Extend the Lennart Meri biography beyond its final sentence, picking up right after the list of languages he spoke.

**Document extract**
——————————

2nd President of Estonia
- In office 6 October 1992 – 8 October 2001
- Prime Minister: Mart Laar Andres Tarand Tiit Vähi Mart Siimann Mart Laar
- Preceded by: Konstantin Päts (Last President before Soviet occupation in 1940) Heinrich Mark (Last head of state in exile) Arnold Rüütel Chairman of the Supreme Council of the Republic of Estonia
- Succeeded by: Arnold Rüütel

Minister of Foreign Affairs
- In office April 1990 – March 1992
- Prime Minister: Edgar Savisaar Tiit Vähi
- Preceded by: Olev Olesk (in exile)
- Succeeded by: Jaan Manitski

Personal details
- Born: Lennart-Georg Meri 29 March 1929 Tallinn, Estonia
- Died: 14 March 2006 (aged 76) Tallinn, Estonia
- Party: Pro Patria National Coalition (1992–1995) Pro Patria Union (1995–2001)
- Spouses: ; Regina Ojavere ​ ​(m. 1953; div. 1982)​ ; Helle Pihlak ​(m. 1992)​
- Children: 3, including Mart Meri
- Education: University of Tartu
- Profession: Politician; writer; film director;

= Lennart Meri =

President of Estonia from 1992 to 2001

Lennart Georg Meri (/et/; 29 March 1929 – 14 March 2006) was an Estonian writer, film director, and statesman. He was the country's foreign minister from 1990 to 1992 and President of Estonia from 1992 to 2001.

==Early life==
Lennart Meri was born in Tallinn, a son of the Estonian diplomat and later Shakespeare translator Georg Meri, and Estonian Swedish mother Alice-Brigitta Engmann. With his family, Lennart left Estonia at an early age and studied abroad, in nine different schools and in four different languages. His warmest memories were from his school years in Lycée Janson de Sailly in Paris. In addition to his native Estonian, Lennart Meri fluently spoke five other languages: Finnish, French, German, English, and Russian.

——————————

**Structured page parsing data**
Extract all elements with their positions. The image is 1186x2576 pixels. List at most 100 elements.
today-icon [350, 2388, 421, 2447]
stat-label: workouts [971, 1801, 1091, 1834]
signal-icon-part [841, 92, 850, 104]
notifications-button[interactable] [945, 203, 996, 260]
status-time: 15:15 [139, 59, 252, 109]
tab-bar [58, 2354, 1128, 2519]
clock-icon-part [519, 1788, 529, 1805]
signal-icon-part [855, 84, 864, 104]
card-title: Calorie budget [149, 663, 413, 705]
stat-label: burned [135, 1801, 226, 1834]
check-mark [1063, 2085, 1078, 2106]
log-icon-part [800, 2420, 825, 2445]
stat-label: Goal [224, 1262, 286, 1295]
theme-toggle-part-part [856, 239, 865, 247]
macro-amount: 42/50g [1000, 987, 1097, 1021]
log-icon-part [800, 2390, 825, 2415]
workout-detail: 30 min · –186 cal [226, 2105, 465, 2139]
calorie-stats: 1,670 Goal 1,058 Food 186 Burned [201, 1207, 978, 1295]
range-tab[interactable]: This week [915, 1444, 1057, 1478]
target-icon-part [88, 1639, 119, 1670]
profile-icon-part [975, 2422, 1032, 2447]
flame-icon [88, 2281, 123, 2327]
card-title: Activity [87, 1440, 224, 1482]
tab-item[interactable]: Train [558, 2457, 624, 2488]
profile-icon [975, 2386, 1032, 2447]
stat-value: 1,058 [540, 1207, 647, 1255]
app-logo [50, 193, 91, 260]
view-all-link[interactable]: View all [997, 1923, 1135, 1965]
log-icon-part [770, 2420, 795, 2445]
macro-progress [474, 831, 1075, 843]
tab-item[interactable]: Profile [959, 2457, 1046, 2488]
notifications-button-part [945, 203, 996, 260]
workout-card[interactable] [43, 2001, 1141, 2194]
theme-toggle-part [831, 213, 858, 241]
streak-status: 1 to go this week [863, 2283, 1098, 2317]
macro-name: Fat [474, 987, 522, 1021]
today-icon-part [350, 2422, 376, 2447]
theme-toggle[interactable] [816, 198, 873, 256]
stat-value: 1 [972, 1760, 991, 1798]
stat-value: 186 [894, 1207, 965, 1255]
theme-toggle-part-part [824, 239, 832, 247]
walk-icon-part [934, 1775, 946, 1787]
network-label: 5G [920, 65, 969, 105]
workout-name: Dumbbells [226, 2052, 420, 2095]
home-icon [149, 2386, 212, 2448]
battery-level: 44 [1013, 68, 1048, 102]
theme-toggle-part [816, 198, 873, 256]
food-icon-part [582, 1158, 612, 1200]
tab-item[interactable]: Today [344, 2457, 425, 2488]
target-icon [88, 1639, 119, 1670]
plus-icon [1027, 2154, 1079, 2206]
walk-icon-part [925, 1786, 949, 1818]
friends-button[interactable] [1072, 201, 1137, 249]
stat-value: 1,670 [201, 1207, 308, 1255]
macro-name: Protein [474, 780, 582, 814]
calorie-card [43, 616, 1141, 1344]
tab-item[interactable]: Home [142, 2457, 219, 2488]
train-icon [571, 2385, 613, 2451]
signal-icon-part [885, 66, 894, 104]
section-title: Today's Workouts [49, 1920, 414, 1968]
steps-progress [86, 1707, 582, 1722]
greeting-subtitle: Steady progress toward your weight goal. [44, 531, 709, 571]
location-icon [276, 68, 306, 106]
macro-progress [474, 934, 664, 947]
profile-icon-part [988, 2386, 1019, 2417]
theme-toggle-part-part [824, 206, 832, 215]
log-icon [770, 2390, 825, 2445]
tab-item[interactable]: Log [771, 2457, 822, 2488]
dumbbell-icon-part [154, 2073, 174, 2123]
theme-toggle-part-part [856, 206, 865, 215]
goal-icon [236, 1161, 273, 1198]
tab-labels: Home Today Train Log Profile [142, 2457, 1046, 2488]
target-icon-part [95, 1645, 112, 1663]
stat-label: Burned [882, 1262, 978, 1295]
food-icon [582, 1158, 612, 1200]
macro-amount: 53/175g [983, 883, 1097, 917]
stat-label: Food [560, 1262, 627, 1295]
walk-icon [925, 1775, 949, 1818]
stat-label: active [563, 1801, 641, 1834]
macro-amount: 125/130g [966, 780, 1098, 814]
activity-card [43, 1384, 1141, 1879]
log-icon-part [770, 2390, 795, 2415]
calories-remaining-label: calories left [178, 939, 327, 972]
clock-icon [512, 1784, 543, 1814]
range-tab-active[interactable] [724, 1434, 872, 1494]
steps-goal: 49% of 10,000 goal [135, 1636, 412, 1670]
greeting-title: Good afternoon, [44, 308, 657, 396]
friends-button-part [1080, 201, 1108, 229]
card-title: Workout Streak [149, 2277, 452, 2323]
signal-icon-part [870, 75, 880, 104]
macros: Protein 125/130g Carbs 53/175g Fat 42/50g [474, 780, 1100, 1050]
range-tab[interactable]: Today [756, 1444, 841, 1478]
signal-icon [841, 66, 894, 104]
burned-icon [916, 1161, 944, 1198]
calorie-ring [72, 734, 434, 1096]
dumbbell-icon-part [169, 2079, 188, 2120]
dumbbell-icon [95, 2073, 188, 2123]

——————————

**Written response**
Meri and his family lived in Tallinn when Estonia was invaded and occupied by the Stalinist Soviet Union in June 1940. In 1941, the Meri family was deported to Siberia along with thousands of other Estonians, Latvians, and Lithuanians sharing the same fate. Heads of the family were separated from their families and shut into concentration camps where only a few survived. At the age of twelve, Lennart Meri worked as a lumberman in Siberia. He also worked as a potato peeler and a rafter to support his family.

Whilst in exile, Lennart Meri grew interested in the other Finno-Ugric languages that he heard around him, the language family of which his native Estonian is also a part. His interest in the ethnic and cultural kinship amongst the scattered "Finno-Ugric family" became a lifelong theme within his work.

The Meri family survived and found their way back to Estonia where Lennart Meri graduated cum laude from the Faculty of History and Languages of the University of Tartu in 1953. On 5 March 1953, the day of Joseph Stalin's death, he proposed to his first wife Regina Meri, saying "Let us remember this happy day forever." The politics of the Soviet Union did not allow him to work as a historian, so Meri found work as a dramatist in the Vanemuine, the oldest theatre of Estonia, and later on as a producer of radio plays in the Estonian broadcasting industry. Several of his films were released and have since gained great critical acclaim.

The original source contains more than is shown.